* **WHAT NEEDS TO BE DONE**: Filter the records for lines holding the string "School".

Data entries
· · · ·

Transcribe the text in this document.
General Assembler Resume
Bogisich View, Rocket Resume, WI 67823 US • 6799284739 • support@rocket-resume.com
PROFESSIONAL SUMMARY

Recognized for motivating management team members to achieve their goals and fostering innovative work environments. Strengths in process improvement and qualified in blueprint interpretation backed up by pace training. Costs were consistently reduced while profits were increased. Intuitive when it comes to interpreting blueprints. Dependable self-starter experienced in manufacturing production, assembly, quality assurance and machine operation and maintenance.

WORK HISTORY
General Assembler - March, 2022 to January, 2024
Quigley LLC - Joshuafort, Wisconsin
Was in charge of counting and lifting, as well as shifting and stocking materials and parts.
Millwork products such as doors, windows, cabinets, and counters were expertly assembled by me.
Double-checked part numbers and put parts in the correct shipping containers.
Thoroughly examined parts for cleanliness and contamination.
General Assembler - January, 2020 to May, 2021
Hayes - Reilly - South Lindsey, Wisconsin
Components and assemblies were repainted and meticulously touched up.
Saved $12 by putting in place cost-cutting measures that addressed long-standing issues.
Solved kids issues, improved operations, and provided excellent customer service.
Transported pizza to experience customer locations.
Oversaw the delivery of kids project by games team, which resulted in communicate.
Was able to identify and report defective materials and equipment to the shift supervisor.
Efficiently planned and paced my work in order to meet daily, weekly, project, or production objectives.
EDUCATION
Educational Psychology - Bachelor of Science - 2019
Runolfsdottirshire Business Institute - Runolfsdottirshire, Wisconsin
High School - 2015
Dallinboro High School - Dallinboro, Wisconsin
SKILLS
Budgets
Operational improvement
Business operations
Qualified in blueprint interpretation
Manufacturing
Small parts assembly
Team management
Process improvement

· · · ·

* **SOLUTION FOR THIS TASK**:
High School - 2015
Dallinboro High School - Dallinboro, Wisconsin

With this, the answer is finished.